**Исходный список:**
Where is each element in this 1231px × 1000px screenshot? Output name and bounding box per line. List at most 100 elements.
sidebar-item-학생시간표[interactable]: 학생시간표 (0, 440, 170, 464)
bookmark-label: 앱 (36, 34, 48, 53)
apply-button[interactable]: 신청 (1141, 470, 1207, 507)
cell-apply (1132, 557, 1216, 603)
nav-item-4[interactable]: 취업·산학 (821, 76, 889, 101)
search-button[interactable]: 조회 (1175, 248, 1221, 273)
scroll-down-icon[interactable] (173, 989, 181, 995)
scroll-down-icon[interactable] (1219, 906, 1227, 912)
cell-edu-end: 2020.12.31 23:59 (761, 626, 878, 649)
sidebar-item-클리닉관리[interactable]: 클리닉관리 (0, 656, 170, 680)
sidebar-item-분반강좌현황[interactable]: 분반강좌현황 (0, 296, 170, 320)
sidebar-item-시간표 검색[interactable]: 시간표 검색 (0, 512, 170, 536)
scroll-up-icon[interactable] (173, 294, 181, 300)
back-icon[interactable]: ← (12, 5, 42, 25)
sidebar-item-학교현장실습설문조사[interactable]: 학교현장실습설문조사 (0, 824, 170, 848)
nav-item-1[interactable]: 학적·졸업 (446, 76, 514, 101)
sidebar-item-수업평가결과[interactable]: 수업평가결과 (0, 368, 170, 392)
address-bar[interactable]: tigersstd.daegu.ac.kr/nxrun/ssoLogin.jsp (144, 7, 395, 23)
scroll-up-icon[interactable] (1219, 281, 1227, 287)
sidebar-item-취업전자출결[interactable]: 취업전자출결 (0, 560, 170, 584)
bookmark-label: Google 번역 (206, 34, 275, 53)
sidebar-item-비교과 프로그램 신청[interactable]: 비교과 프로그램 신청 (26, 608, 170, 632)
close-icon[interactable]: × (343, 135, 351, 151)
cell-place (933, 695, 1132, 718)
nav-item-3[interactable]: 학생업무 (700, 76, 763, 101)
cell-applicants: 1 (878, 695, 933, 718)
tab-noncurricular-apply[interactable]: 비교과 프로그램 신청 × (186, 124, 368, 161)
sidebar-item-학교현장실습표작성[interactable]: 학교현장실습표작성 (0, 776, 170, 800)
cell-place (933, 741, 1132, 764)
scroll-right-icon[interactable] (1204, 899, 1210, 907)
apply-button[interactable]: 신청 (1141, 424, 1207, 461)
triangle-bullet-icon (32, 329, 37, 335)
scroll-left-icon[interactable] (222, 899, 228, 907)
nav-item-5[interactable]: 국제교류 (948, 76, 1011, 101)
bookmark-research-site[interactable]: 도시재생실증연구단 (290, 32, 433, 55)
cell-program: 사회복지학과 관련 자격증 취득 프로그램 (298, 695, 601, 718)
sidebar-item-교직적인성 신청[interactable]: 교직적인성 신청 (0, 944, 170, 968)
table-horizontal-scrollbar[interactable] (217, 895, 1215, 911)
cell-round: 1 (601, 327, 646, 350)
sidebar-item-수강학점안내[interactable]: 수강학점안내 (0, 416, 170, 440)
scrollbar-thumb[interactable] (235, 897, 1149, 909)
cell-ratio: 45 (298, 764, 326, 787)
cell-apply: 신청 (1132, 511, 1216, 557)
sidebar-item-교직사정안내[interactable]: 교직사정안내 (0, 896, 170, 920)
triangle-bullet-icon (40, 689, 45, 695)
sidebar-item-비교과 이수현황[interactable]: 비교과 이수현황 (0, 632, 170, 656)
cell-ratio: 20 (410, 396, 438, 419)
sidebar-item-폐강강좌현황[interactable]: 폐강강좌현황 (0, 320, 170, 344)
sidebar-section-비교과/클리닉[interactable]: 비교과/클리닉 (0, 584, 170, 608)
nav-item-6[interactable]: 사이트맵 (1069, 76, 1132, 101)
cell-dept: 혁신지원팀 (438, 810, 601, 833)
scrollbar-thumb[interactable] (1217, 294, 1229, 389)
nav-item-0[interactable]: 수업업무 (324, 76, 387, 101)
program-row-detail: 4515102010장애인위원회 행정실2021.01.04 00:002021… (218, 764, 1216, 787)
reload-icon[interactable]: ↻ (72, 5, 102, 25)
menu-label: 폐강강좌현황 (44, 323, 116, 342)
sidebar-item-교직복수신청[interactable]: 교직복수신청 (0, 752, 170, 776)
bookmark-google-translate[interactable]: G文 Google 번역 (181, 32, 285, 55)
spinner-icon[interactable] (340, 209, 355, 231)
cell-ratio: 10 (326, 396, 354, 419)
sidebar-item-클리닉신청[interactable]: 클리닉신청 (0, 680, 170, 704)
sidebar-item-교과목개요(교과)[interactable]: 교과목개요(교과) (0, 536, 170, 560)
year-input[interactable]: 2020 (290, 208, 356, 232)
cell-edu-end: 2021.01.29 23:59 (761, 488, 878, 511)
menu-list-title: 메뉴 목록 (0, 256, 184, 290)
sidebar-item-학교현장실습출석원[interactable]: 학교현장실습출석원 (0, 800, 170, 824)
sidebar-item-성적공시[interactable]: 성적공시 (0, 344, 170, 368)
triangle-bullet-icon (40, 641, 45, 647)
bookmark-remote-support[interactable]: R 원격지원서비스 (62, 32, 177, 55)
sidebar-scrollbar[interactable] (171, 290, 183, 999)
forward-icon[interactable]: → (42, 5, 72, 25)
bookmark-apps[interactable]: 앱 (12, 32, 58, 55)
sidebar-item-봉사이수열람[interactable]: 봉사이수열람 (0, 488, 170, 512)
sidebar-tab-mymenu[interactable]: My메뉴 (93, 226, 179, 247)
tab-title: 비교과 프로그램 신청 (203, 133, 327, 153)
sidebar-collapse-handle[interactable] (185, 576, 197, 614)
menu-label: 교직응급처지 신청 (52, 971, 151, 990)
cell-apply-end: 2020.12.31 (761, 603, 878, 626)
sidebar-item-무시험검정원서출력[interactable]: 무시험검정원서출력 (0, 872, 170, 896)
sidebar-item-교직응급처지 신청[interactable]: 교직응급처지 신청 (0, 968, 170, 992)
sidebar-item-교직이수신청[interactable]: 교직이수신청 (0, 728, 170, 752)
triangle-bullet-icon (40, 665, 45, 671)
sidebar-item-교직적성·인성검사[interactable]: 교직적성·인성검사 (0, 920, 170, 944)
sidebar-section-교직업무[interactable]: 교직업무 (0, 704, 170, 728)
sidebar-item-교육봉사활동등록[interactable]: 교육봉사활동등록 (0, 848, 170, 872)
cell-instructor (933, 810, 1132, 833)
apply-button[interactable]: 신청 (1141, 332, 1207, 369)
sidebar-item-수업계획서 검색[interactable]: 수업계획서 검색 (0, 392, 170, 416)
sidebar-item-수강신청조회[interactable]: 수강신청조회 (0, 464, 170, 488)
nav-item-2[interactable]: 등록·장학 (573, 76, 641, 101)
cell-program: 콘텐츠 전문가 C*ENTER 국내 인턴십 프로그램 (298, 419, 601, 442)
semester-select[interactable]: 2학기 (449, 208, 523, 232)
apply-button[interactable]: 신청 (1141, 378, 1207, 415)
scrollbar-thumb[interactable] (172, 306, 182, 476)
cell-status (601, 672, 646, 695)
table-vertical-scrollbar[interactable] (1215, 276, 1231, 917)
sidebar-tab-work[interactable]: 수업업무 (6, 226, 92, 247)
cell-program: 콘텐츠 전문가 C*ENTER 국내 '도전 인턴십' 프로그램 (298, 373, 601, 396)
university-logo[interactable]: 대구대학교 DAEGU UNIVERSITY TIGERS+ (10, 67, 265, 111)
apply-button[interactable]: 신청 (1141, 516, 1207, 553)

**Задание:** Представьте весь список выше в виде JSON-массива строк, где каждой строке списка соответствует одна строка массива. Пустые строки не включайте.

**Выполненное задание:**
[
  "Where is each element in this 1231px × 1000px screenshot? Output name and bounding box per line. List at most 100 elements.",
  "sidebar-item-학생시간표[interactable]: 학생시간표 (0, 440, 170, 464)",
  "bookmark-label: 앱 (36, 34, 48, 53)",
  "apply-button[interactable]: 신청 (1141, 470, 1207, 507)",
  "cell-apply (1132, 557, 1216, 603)",
  "nav-item-4[interactable]: 취업·산학 (821, 76, 889, 101)",
  "search-button[interactable]: 조회 (1175, 248, 1221, 273)",
  "scroll-down-icon[interactable] (173, 989, 181, 995)",
  "scroll-down-icon[interactable] (1219, 906, 1227, 912)",
  "cell-edu-end: 2020.12.31 23:59 (761, 626, 878, 649)",
  "sidebar-item-클리닉관리[interactable]: 클리닉관리 (0, 656, 170, 680)",
  "sidebar-item-분반강좌현황[interactable]: 분반강좌현황 (0, 296, 170, 320)",
  "sidebar-item-시간표 검색[interactable]: 시간표 검색 (0, 512, 170, 536)",
  "scroll-up-icon[interactable] (173, 294, 181, 300)",
  "back-icon[interactable]: ← (12, 5, 42, 25)",
  "sidebar-item-학교현장실습설문조사[interactable]: 학교현장실습설문조사 (0, 824, 170, 848)",
  "nav-item-1[interactable]: 학적·졸업 (446, 76, 514, 101)",
  "sidebar-item-수업평가결과[interactable]: 수업평가결과 (0, 368, 170, 392)",
  "address-bar[interactable]: tigersstd.daegu.ac.kr/nxrun/ssoLogin.jsp (144, 7, 395, 23)",
  "scroll-up-icon[interactable] (1219, 281, 1227, 287)",
  "sidebar-item-취업전자출결[interactable]: 취업전자출결 (0, 560, 170, 584)",
  "bookmark-label: Google 번역 (206, 34, 275, 53)",
  "sidebar-item-비교과 프로그램 신청[interactable]: 비교과 프로그램 신청 (26, 608, 170, 632)",
  "close-icon[interactable]: × (343, 135, 351, 151)",
  "cell-place (933, 695, 1132, 718)",
  "nav-item-3[interactable]: 학생업무 (700, 76, 763, 101)",
  "cell-applicants: 1 (878, 695, 933, 718)",
  "tab-noncurricular-apply[interactable]: 비교과 프로그램 신청 × (186, 124, 368, 161)",
  "sidebar-item-학교현장실습표작성[interactable]: 학교현장실습표작성 (0, 776, 170, 800)",
  "cell-place (933, 741, 1132, 764)",
  "scroll-right-icon[interactable] (1204, 899, 1210, 907)",
  "apply-button[interactable]: 신청 (1141, 424, 1207, 461)",
  "triangle-bullet-icon (32, 329, 37, 335)",
  "scroll-left-icon[interactable] (222, 899, 228, 907)",
  "nav-item-5[interactable]: 국제교류 (948, 76, 1011, 101)",
  "bookmark-research-site[interactable]: 도시재생실증연구단 (290, 32, 433, 55)",
  "cell-program: 사회복지학과 관련 자격증 취득 프로그램 (298, 695, 601, 718)",
  "sidebar-item-교직적인성 신청[interactable]: 교직적인성 신청 (0, 944, 170, 968)",
  "table-horizontal-scrollbar[interactable] (217, 895, 1215, 911)",
  "cell-round: 1 (601, 327, 646, 350)",
  "sidebar-item-수강학점안내[interactable]: 수강학점안내 (0, 416, 170, 440)",
  "scrollbar-thumb[interactable] (235, 897, 1149, 909)",
  "cell-ratio: 45 (298, 764, 326, 787)",
  "cell-apply: 신청 (1132, 511, 1216, 557)",
  "sidebar-item-교직사정안내[interactable]: 교직사정안내 (0, 896, 170, 920)",
  "triangle-bullet-icon (40, 689, 45, 695)",
  "sidebar-item-비교과 이수현황[interactable]: 비교과 이수현황 (0, 632, 170, 656)",
  "cell-ratio: 20 (410, 396, 438, 419)",
  "sidebar-item-폐강강좌현황[interactable]: 폐강강좌현황 (0, 320, 170, 344)",
  "sidebar-section-비교과/클리닉[interactable]: 비교과/클리닉 (0, 584, 170, 608)",
  "nav-item-6[interactable]: 사이트맵 (1069, 76, 1132, 101)",
  "cell-dept: 혁신지원팀 (438, 810, 601, 833)",
  "scrollbar-thumb[interactable] (1217, 294, 1229, 389)",
  "nav-item-0[interactable]: 수업업무 (324, 76, 387, 101)",
  "program-row-detail: 4515102010장애인위원회 행정실2021.01.04 00:002021… (218, 764, 1216, 787)",
  "reload-icon[interactable]: ↻ (72, 5, 102, 25)",
  "menu-label: 폐강강좌현황 (44, 323, 116, 342)",
  "sidebar-item-교직복수신청[interactable]: 교직복수신청 (0, 752, 170, 776)",
  "bookmark-google-translate[interactable]: G文 Google 번역 (181, 32, 285, 55)",
  "spinner-icon[interactable] (340, 209, 355, 231)",
  "cell-ratio: 10 (326, 396, 354, 419)",
  "sidebar-item-클리닉신청[interactable]: 클리닉신청 (0, 680, 170, 704)",
  "sidebar-item-교과목개요(교과)[interactable]: 교과목개요(교과) (0, 536, 170, 560)",
  "year-input[interactable]: 2020 (290, 208, 356, 232)",
  "cell-edu-end: 2021.01.29 23:59 (761, 488, 878, 511)",
  "menu-list-title: 메뉴 목록 (0, 256, 184, 290)",
  "sidebar-item-학교현장실습출석원[interactable]: 학교현장실습출석원 (0, 800, 170, 824)",
  "sidebar-item-성적공시[interactable]: 성적공시 (0, 344, 170, 368)",
  "triangle-bullet-icon (40, 641, 45, 647)",
  "bookmark-remote-support[interactable]: R 원격지원서비스 (62, 32, 177, 55)",
  "sidebar-scrollbar[interactable] (171, 290, 183, 999)",
  "forward-icon[interactable]: → (42, 5, 72, 25)",
  "bookmark-apps[interactable]: 앱 (12, 32, 58, 55)",
  "sidebar-item-봉사이수열람[interactable]: 봉사이수열람 (0, 488, 170, 512)",
  "sidebar-tab-mymenu[interactable]: My메뉴 (93, 226, 179, 247)",
  "tab-title: 비교과 프로그램 신청 (203, 133, 327, 153)",
  "sidebar-collapse-handle[interactable] (185, 576, 197, 614)",
  "menu-label: 교직응급처지 신청 (52, 971, 151, 990)",
  "cell-apply-end: 2020.12.31 (761, 603, 878, 626)",
  "sidebar-item-무시험검정원서출력[interactable]: 무시험검정원서출력 (0, 872, 170, 896)",
  "sidebar-item-교직응급처지 신청[interactable]: 교직응급처지 신청 (0, 968, 170, 992)",
  "sidebar-item-교직이수신청[interactable]: 교직이수신청 (0, 728, 170, 752)",
  "triangle-bullet-icon (40, 665, 45, 671)",
  "sidebar-item-교직적성·인성검사[interactable]: 교직적성·인성검사 (0, 920, 170, 944)",
  "sidebar-section-교직업무[interactable]: 교직업무 (0, 704, 170, 728)",
  "sidebar-item-교육봉사활동등록[interactable]: 교육봉사활동등록 (0, 848, 170, 872)",
  "cell-instructor (933, 810, 1132, 833)",
  "apply-button[interactable]: 신청 (1141, 332, 1207, 369)",
  "sidebar-item-수업계획서 검색[interactable]: 수업계획서 검색 (0, 392, 170, 416)",
  "sidebar-item-수강신청조회[interactable]: 수강신청조회 (0, 464, 170, 488)",
  "nav-item-2[interactable]: 등록·장학 (573, 76, 641, 101)",
  "cell-program: 콘텐츠 전문가 C*ENTER 국내 인턴십 프로그램 (298, 419, 601, 442)",
  "semester-select[interactable]: 2학기 (449, 208, 523, 232)",
  "apply-button[interactable]: 신청 (1141, 378, 1207, 415)",
  "scrollbar-thumb[interactable] (172, 306, 182, 476)",
  "cell-status (601, 672, 646, 695)",
  "table-vertical-scrollbar[interactable] (1215, 276, 1231, 917)",
  "sidebar-tab-work[interactable]: 수업업무 (6, 226, 92, 247)",
  "cell-program: 콘텐츠 전문가 C*ENTER 국내 '도전 인턴십' 프로그램 (298, 373, 601, 396)",
  "university-logo[interactable]: 대구대학교 DAEGU UNIVERSITY TIGERS+ (10, 67, 265, 111)",
  "apply-button[interactable]: 신청 (1141, 516, 1207, 553)"
]